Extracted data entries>
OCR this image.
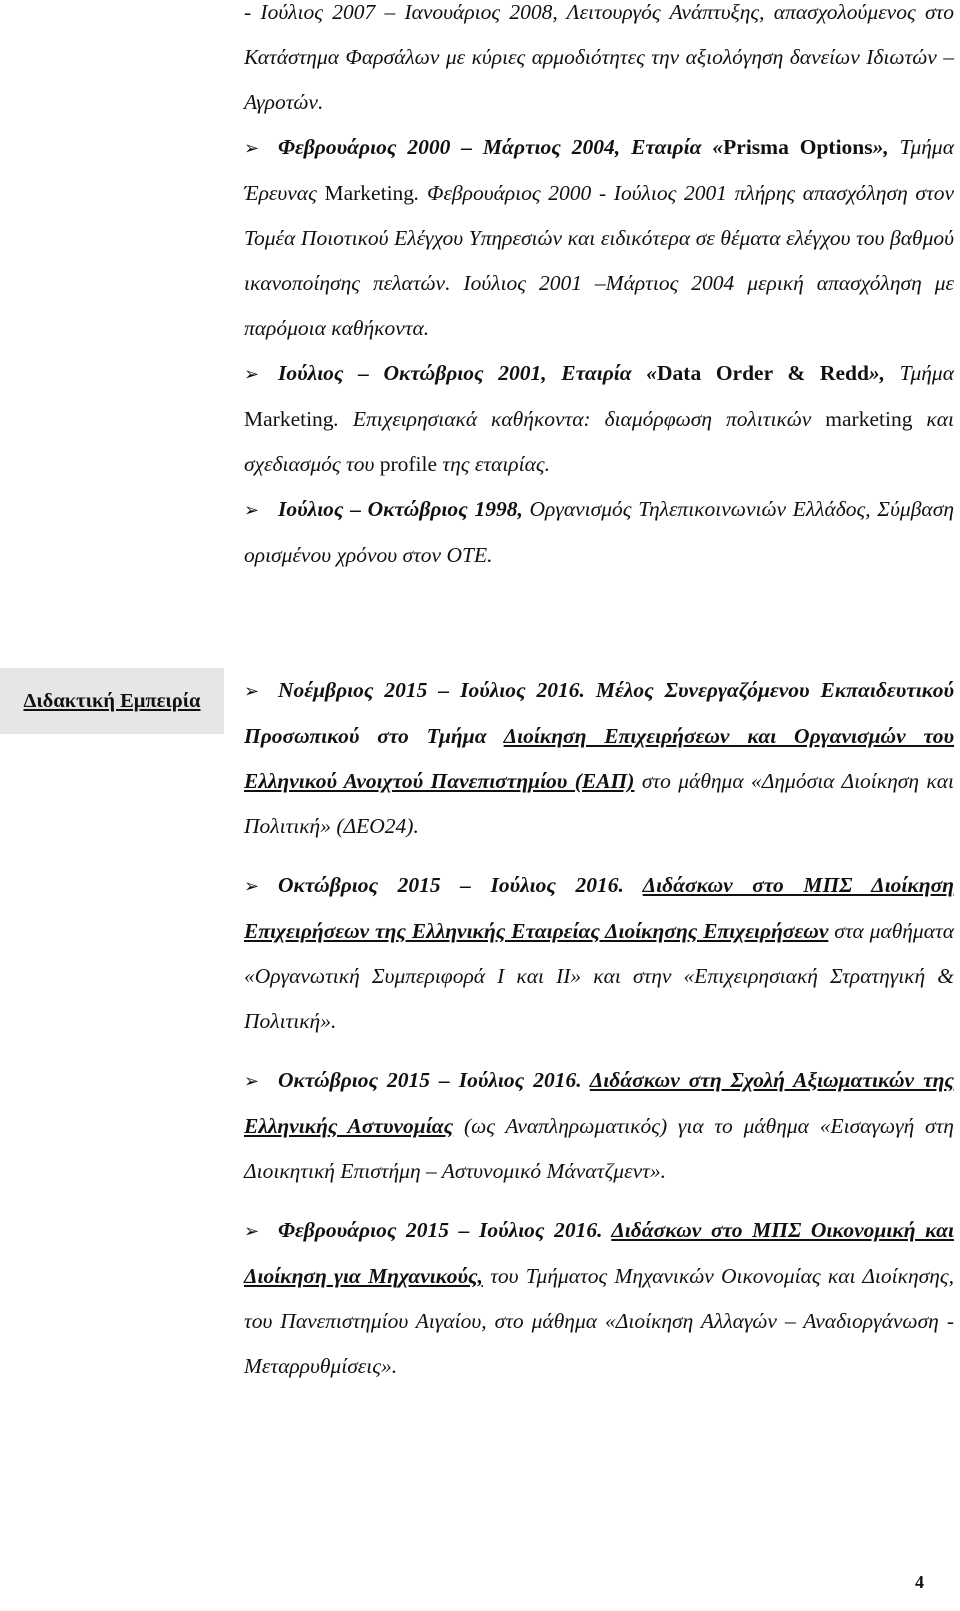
- Ιούλιος 2007 – Ιανουάριος 2008, Λειτουργός Ανάπτυξης, απασχολούμενος στο Κατάστημα Φαρσάλων με κύριες αρμοδιότητες την αξιολόγηση δανείων Ιδιωτών – Αγροτών.

➢ Φεβρουάριος 2000 – Μάρτιος 2004, Εταιρία «Prisma Options», Τμήμα Έρευνας Marketing. Φεβρουάριος 2000 - Ιούλιος 2001 πλήρης απασχόληση στον Τομέα Ποιοτικού Ελέγχου Υπηρεσιών και ειδικότερα σε θέματα ελέγχου του βαθμού ικανοποίησης πελατών. Ιούλιος 2001 –Μάρτιος 2004 μερική απασχόληση με παρόμοια καθήκοντα.

➢ Ιούλιος – Οκτώβριος 2001, Εταιρία «Data Order & Redd», Τμήμα Marketing. Επιχειρησιακά καθήκοντα: διαμόρφωση πολιτικών marketing και σχεδιασμός του profile της εταιρίας.

➢ Ιούλιος – Οκτώβριος 1998, Οργανισμός Τηλεπικοινωνιών Ελλάδος, Σύμβαση ορισμένου χρόνου στον ΟΤΕ.

Διδακτική Εμπειρία ➢ Νοέμβριος 2015 – Ιούλιος 2016. Μέλος Συνεργαζόμενου Εκπαιδευτικού Προσωπικού στο Τμήμα Διοίκηση Επιχειρήσεων και Οργανισμών του Ελληνικού Ανοιχτού Πανεπιστημίου (ΕΑΠ) στο μάθημα «Δημόσια Διοίκηση και Πολιτική» (ΔΕΟ24).

➢ Οκτώβριος 2015 – Ιούλιος 2016. Διδάσκων στο ΜΠΣ Διοίκηση Επιχειρήσεων της Ελληνικής Εταιρείας Διοίκησης Επιχειρήσεων στα μαθήματα «Οργανωτική Συμπεριφορά Ι και ΙΙ» και στην «Επιχειρησιακή Στρατηγική & Πολιτική».

➢ Οκτώβριος 2015 – Ιούλιος 2016. Διδάσκων στη Σχολή Αξιωματικών της Ελληνικής Αστυνομίας (ως Αναπληρωματικός) για το μάθημα «Εισαγωγή στη Διοικητική Επιστήμη – Αστυνομικό Μάνατζμεντ».

➢ Φεβρουάριος 2015 – Ιούλιος 2016. Διδάσκων στο ΜΠΣ Οικονομική και Διοίκηση για Μηχανικούς, του Τμήματος Μηχανικών Οικονομίας και Διοίκησης, του Πανεπιστημίου Αιγαίου, στο μάθημα «Διοίκηση Αλλαγών – Αναδιοργάνωση - Μεταρρυθμίσεις».

4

Work required>
Restate the data above word for word. Skip every picture.

Solution>
OCR this image.
- Ιούλιος 2007 – Ιανουάριος 2008, Λειτουργός Ανάπτυξης, απασχολούμενος στο Κατάστημα Φαρσάλων με κύριες αρμοδιότητες την αξιολόγηση δανείων Ιδιωτών – Αγροτών.

➢ Φεβρουάριος 2000 – Μάρτιος 2004, Εταιρία «Prisma Options», Τμήμα Έρευνας Marketing. Φεβρουάριος 2000 - Ιούλιος 2001 πλήρης απασχόληση στον Τομέα Ποιοτικού Ελέγχου Υπηρεσιών και ειδικότερα σε θέματα ελέγχου του βαθμού ικανοποίησης πελατών. Ιούλιος 2001 –Μάρτιος 2004 μερική απασχόληση με παρόμοια καθήκοντα.

➢ Ιούλιος – Οκτώβριος 2001, Εταιρία «Data Order & Redd», Τμήμα Marketing. Επιχειρησιακά καθήκοντα: διαμόρφωση πολιτικών marketing και σχεδιασμός του profile της εταιρίας.

➢ Ιούλιος – Οκτώβριος 1998, Οργανισμός Τηλεπικοινωνιών Ελλάδος, Σύμβαση ορισμένου χρόνου στον ΟΤΕ.

Διδακτική Εμπειρία ➢ Νοέμβριος 2015 – Ιούλιος 2016. Μέλος Συνεργαζόμενου Εκπαιδευτικού Προσωπικού στο Τμήμα Διοίκηση Επιχειρήσεων και Οργανισμών του Ελληνικού Ανοιχτού Πανεπιστημίου (ΕΑΠ) στο μάθημα «Δημόσια Διοίκηση και Πολιτική» (ΔΕΟ24).

➢ Οκτώβριος 2015 – Ιούλιος 2016. Διδάσκων στο ΜΠΣ Διοίκηση Επιχειρήσεων της Ελληνικής Εταιρείας Διοίκησης Επιχειρήσεων στα μαθήματα «Οργανωτική Συμπεριφορά Ι και ΙΙ» και στην «Επιχειρησιακή Στρατηγική & Πολιτική».

➢ Οκτώβριος 2015 – Ιούλιος 2016. Διδάσκων στη Σχολή Αξιωματικών της Ελληνικής Αστυνομίας (ως Αναπληρωματικός) για το μάθημα «Εισαγωγή στη Διοικητική Επιστήμη – Αστυνομικό Μάνατζμεντ».

➢ Φεβρουάριος 2015 – Ιούλιος 2016. Διδάσκων στο ΜΠΣ Οικονομική και Διοίκηση για Μηχανικούς, του Τμήματος Μηχανικών Οικονομίας και Διοίκησης, του Πανεπιστημίου Αιγαίου, στο μάθημα «Διοίκηση Αλλαγών – Αναδιοργάνωση - Μεταρρυθμίσεις».

4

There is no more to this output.